-- Start of DATA LISTING --

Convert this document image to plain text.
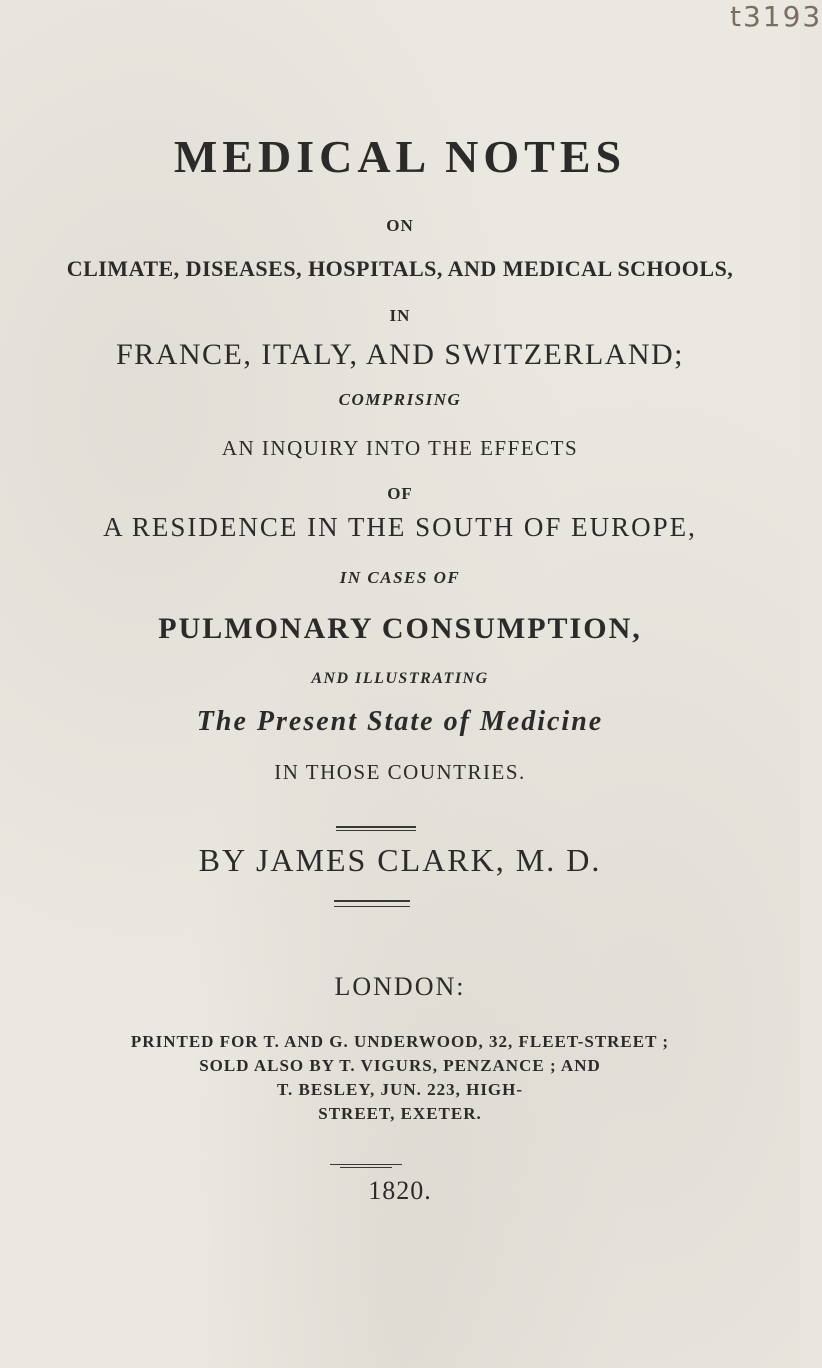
t3193
MEDICAL NOTES
ON
CLIMATE, DISEASES, HOSPITALS, AND MEDICAL SCHOOLS,
IN
FRANCE, ITALY, AND SWITZERLAND;
COMPRISING
AN INQUIRY INTO THE EFFECTS
OF
A RESIDENCE IN THE SOUTH OF EUROPE,
IN CASES OF
PULMONARY CONSUMPTION,
AND ILLUSTRATING
The Present State of Medicine
IN THOSE COUNTRIES.
BY JAMES CLARK, M. D.
LONDON:
PRINTED FOR T. AND G. UNDERWOOD, 32, FLEET-STREET ;
SOLD ALSO BY T. VIGURS, PENZANCE ; AND
T. BESLEY, JUN. 223, HIGH-
STREET, EXETER.
1820.
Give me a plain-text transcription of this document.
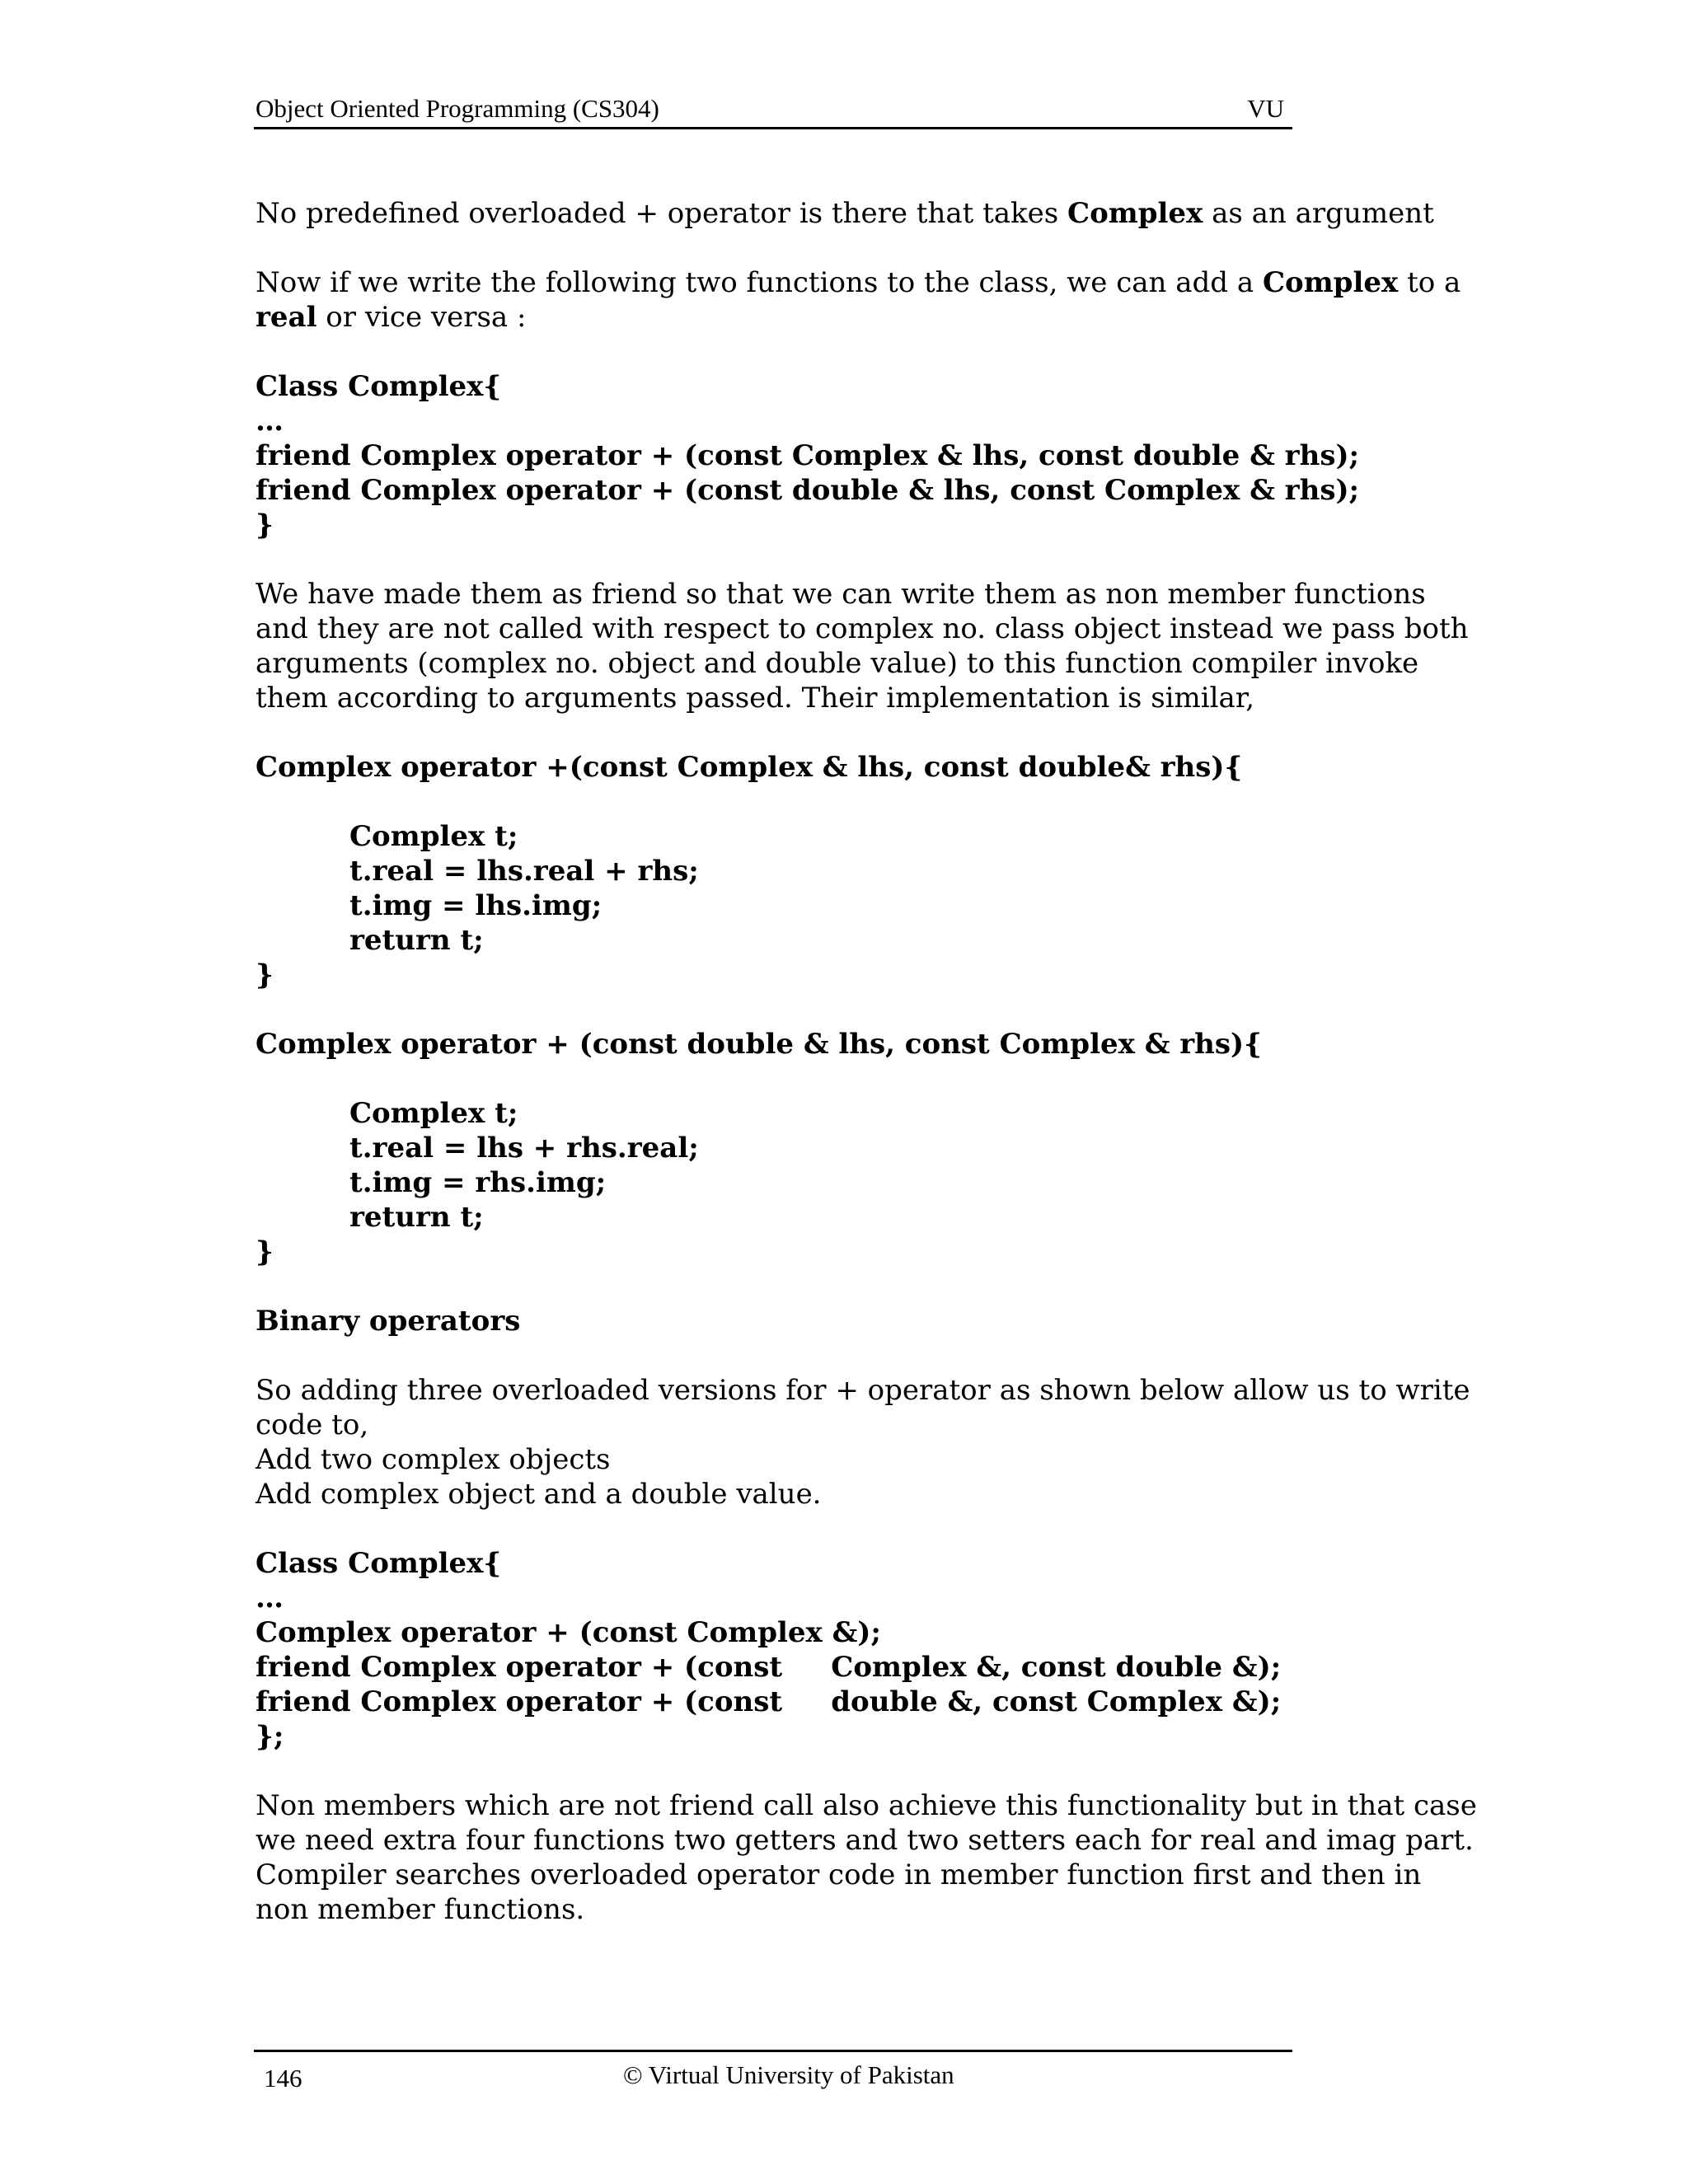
Object Oriented Programming (CS304)	VU
No predefined overloaded + operator is there that takes Complex as an argument
Now if we write the following two functions to the class, we can add a Complex to a
real or vice versa :
Class Complex{
…
friend Complex operator + (const Complex & lhs, const double & rhs);
friend Complex operator + (const double & lhs, const Complex & rhs);
}
We have made them as friend so that we can write them as non member functions
and they are not called with respect to complex no. class object instead we pass both
arguments (complex no. object and double value) to this function compiler invoke
them according to arguments passed. Their implementation is similar,
Complex operator +(const Complex & lhs, const double& rhs){
Complex t;
t.real = lhs.real + rhs;
t.img = lhs.img;
return t;
}
Complex operator + (const double & lhs, const Complex & rhs){
Complex t;
t.real = lhs + rhs.real;
t.img = rhs.img;
return t;
}
Binary operators
So adding three overloaded versions for + operator as shown below allow us to write
code to,
Add two complex objects
Add complex object and a double value.
Class Complex{
…
Complex operator + (const Complex &);
friend Complex operator + (const     Complex &, const double &);
friend Complex operator + (const     double &, const Complex &);
};
Non members which are not friend call also achieve this functionality but in that case
we need extra four functions two getters and two setters each for real and imag part.
Compiler searches overloaded operator code in member function first and then in
non member functions.
146	© Virtual University of Pakistan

-- End of DATA LISTING --

*SHORT EXERCISE:* Say how many lines of the data include the word "value". Nothing other than the number should be given.

*EXPECTED OUTPUT:* 2